▶ **Work instructions**
Below are some entries. Copy each line that holds the string "医疗单位".

Collection entries:
════

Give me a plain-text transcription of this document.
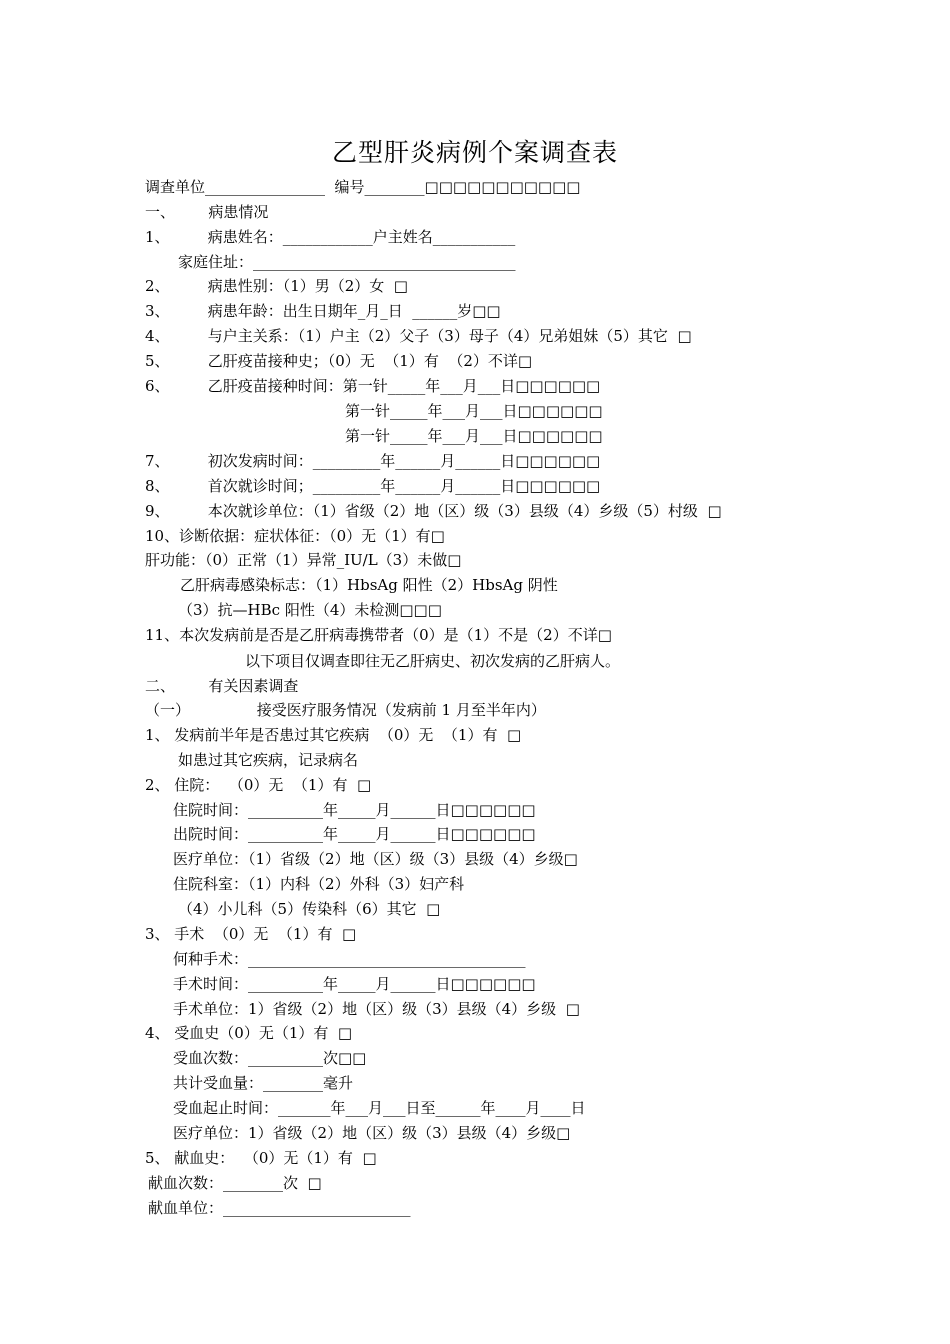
乙型肝炎病例个案调查表
调查单位________________  编号________□□□□□□□□□□□
一、       病患情况
1、        病患姓名：____________户主姓名___________
家庭住址：___________________________________
2、        病患性别：（1）男（2）女  □
3、        病患年龄：出生日期年_月_日  ______岁□□
4、        与户主关系：（1）户主（2）父子（3）母子（4）兄弟姐妹（5）其它  □
5、        乙肝疫苗接种史；（0）无  （1）有  （2）不详□
6、        乙肝疫苗接种时间：第一针_____年___月___日□□□□□□
第一针_____年___月___日□□□□□□
第一针_____年___月___日□□□□□□
7、        初次发病时间：_________年______月______日□□□□□□
8、        首次就诊时间；_________年______月______日□□□□□□
9、        本次就诊单位：（1）省级（2）地（区）级（3）县级（4）乡级（5）村级  □
10、诊断依据：症状体征：（0）无（1）有□
肝功能：（0）正常（1）异常_IU/L（3）未做□
乙肝病毒感染标志：（1）HbsAg 阳性（2）HbsAg 阴性
（3）抗—HBc 阳性（4）未检测□□□
11、本次发病前是否是乙肝病毒携带者（0）是（1）不是（2）不详□
以下项目仅调查即往无乙肝病史、初次发病的乙肝病人。
二、       有关因素调查
（一）              接受医疗服务情况（发病前 1 月至半年内）
1、 发病前半年是否患过其它疾病  （0）无  （1）有  □
如患过其它疾病，记录病名
2、 住院：  （0）无  （1）有  □
住院时间：__________年_____月______日□□□□□□
出院时间：__________年_____月______日□□□□□□
医疗单位：（1）省级（2）地（区）级（3）县级（4）乡级□
住院科室：（1）内科（2）外科（3）妇产科
（4）小儿科（5）传染科（6）其它  □
3、 手术  （0）无  （1）有  □
何种手术：_____________________________________
手术时间：__________年_____月______日□□□□□□
手术单位：1）省级（2）地（区）级（3）县级（4）乡级  □
4、 受血史（0）无（1）有  □
受血次数：__________次□□
共计受血量：________毫升
受血起止时间：_______年___月___日至______年____月____日
医疗单位：1）省级（2）地（区）级（3）县级（4）乡级□
5、 献血史：  （0）无（1）有  □
献血次数：________次  □
献血单位：_________________________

════

▶ **Solution for this task**
医疗单位：（1）省级（2）地（区）级（3）县级（4）乡级□
医疗单位：1）省级（2）地（区）级（3）县级（4）乡级□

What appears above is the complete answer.